TASK GOAL.
Search the listing for the string "Curicta" and copy every line that contains it.
※ ※ ※
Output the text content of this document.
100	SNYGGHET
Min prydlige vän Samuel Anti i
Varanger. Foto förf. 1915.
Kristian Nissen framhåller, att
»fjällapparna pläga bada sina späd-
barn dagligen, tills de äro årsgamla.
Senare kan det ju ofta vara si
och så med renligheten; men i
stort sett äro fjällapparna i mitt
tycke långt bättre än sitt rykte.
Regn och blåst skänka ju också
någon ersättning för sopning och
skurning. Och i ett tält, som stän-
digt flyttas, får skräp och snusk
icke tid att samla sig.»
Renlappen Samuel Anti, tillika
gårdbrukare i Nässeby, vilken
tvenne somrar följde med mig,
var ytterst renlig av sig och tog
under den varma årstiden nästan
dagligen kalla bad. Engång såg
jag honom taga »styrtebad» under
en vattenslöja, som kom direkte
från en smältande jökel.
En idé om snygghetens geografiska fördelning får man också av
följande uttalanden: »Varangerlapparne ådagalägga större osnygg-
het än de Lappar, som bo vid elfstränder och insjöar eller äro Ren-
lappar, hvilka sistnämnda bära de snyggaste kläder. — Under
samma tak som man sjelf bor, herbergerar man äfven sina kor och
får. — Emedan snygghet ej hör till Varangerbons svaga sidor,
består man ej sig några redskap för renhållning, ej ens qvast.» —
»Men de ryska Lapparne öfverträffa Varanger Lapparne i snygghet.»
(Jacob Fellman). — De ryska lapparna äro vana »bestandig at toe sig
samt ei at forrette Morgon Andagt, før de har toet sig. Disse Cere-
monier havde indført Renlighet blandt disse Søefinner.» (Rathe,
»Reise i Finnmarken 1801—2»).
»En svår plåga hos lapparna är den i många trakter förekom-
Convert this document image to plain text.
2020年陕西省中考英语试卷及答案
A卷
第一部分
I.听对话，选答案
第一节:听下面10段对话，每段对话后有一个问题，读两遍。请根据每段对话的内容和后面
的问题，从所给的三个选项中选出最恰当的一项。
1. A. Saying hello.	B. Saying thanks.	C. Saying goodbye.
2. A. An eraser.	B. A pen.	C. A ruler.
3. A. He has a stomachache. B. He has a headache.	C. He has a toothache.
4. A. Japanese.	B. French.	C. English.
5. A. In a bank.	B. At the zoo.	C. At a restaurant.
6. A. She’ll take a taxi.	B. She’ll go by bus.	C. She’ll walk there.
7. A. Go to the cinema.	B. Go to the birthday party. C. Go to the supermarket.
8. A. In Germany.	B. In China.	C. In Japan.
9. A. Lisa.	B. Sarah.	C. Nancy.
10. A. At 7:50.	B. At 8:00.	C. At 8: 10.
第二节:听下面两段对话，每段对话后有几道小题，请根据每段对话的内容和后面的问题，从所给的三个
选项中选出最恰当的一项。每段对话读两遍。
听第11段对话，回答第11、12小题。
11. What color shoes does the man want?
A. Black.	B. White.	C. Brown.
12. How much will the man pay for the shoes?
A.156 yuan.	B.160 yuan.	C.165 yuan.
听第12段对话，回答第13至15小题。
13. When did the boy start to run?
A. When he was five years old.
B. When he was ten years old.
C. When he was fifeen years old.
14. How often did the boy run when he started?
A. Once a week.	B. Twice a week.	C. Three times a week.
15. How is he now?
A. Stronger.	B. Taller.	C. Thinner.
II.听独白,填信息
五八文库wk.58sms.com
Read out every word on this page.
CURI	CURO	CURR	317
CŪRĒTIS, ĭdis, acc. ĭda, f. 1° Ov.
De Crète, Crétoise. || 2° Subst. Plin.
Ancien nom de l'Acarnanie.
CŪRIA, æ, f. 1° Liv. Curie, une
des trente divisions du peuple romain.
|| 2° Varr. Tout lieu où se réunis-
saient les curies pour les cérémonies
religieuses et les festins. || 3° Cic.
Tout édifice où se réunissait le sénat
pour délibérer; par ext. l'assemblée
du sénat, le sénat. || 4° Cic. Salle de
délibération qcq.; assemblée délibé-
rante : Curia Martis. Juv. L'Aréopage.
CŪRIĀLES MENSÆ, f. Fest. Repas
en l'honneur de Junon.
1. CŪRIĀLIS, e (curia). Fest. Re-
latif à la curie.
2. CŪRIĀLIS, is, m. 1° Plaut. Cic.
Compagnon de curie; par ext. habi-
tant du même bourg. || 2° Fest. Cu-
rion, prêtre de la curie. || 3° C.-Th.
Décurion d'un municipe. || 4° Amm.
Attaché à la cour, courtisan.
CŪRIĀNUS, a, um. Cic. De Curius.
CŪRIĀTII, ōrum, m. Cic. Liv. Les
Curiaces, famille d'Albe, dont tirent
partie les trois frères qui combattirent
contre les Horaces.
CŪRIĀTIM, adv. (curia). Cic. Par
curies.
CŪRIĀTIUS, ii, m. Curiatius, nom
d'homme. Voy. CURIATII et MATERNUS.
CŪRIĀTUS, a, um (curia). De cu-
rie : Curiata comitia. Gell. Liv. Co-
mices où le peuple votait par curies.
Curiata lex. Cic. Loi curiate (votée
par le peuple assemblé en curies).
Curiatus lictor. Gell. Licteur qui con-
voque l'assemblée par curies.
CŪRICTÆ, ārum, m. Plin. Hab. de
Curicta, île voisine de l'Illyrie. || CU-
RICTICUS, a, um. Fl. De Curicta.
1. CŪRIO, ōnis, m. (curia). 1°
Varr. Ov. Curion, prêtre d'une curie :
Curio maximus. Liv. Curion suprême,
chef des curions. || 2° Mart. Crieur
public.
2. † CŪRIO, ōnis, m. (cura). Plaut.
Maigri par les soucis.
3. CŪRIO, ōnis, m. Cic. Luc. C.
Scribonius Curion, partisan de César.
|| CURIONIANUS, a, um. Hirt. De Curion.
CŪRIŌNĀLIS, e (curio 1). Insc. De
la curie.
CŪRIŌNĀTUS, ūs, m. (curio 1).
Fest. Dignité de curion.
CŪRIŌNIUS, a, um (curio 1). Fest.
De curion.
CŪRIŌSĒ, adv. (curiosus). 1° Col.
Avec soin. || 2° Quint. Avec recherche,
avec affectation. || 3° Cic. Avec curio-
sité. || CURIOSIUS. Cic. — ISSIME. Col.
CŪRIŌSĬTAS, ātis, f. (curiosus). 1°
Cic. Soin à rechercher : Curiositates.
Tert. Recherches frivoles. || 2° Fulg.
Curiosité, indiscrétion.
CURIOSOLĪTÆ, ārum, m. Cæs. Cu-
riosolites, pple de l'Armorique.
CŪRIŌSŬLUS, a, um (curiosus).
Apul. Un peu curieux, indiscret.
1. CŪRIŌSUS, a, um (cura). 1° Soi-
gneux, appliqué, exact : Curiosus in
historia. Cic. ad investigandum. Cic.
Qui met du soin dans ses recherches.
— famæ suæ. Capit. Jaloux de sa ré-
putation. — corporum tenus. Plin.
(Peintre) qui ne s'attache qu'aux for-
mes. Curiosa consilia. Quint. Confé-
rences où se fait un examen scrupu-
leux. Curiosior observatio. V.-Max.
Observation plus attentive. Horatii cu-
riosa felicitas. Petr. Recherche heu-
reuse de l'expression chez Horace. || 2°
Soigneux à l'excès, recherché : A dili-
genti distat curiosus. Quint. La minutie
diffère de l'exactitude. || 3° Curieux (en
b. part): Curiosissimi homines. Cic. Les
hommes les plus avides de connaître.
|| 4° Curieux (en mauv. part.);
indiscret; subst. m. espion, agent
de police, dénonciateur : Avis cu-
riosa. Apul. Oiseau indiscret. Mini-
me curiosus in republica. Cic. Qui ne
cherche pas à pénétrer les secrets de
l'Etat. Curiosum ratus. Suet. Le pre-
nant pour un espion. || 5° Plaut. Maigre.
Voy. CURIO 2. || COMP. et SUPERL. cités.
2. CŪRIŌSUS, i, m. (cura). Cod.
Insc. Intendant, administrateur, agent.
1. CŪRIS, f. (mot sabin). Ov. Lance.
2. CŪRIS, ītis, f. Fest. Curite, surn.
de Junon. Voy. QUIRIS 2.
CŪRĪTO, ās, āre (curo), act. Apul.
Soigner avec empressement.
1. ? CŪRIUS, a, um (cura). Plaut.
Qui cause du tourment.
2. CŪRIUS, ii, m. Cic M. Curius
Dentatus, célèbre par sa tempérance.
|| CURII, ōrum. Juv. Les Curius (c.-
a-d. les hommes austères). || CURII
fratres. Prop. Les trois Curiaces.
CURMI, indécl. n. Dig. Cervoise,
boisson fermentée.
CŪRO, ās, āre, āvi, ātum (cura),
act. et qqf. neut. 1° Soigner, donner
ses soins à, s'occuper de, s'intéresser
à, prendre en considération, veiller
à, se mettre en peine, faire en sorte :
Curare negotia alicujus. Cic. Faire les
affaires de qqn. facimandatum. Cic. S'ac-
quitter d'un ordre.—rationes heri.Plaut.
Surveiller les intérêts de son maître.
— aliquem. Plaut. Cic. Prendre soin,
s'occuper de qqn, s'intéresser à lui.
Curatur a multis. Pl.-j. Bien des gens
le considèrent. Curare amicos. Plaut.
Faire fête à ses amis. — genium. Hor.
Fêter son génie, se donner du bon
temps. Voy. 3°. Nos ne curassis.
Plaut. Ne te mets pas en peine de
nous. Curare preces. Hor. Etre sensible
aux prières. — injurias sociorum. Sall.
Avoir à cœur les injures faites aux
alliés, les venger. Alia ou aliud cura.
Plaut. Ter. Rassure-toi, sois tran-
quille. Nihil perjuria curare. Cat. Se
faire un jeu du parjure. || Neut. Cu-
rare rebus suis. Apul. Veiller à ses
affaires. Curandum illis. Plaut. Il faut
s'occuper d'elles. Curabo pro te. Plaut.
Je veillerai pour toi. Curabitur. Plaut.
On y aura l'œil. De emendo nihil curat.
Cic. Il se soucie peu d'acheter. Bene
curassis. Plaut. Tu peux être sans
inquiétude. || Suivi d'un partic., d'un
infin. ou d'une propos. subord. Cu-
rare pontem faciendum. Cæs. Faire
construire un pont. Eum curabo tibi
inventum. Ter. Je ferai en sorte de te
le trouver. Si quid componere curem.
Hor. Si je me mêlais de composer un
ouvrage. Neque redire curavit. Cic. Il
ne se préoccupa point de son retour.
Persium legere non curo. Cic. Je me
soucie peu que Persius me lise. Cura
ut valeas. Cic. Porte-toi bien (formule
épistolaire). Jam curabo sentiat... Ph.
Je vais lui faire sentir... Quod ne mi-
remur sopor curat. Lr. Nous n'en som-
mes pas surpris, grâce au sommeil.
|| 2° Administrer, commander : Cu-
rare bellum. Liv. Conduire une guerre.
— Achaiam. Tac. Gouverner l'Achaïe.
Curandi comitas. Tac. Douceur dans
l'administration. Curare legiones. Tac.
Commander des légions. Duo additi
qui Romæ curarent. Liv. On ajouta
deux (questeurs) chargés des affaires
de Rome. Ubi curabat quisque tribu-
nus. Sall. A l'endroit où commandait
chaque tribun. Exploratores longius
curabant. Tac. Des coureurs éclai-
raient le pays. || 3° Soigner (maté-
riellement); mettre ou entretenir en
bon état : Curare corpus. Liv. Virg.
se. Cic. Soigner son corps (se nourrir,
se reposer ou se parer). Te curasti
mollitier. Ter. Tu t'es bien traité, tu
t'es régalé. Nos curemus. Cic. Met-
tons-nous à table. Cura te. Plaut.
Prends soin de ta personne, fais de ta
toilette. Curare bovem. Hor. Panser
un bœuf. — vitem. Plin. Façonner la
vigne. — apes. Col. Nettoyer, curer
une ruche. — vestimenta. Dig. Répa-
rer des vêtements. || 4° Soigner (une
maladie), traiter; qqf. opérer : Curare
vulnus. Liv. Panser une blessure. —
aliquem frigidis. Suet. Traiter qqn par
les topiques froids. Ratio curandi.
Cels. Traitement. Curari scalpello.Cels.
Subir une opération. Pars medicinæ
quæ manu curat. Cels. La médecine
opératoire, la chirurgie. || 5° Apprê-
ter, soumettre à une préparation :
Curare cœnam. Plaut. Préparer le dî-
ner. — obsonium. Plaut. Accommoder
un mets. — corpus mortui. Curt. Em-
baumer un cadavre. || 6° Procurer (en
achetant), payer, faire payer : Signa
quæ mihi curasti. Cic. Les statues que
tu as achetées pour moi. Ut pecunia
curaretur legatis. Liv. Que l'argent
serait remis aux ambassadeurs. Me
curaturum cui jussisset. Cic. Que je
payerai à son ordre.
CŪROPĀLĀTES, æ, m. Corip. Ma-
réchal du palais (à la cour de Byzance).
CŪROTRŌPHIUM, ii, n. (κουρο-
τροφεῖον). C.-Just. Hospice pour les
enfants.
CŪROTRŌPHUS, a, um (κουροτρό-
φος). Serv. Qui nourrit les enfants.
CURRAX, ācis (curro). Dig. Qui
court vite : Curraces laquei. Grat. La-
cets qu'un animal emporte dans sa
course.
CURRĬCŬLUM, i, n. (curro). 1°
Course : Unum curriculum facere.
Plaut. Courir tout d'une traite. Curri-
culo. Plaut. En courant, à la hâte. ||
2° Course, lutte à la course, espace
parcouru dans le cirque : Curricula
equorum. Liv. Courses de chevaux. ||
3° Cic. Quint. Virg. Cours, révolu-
※ ※ ※
THE COMPLETED TASK.
Curicta, île voisine de l'Illyrie. || CU-
RICTICUS, a, um. Fl. De Curicta.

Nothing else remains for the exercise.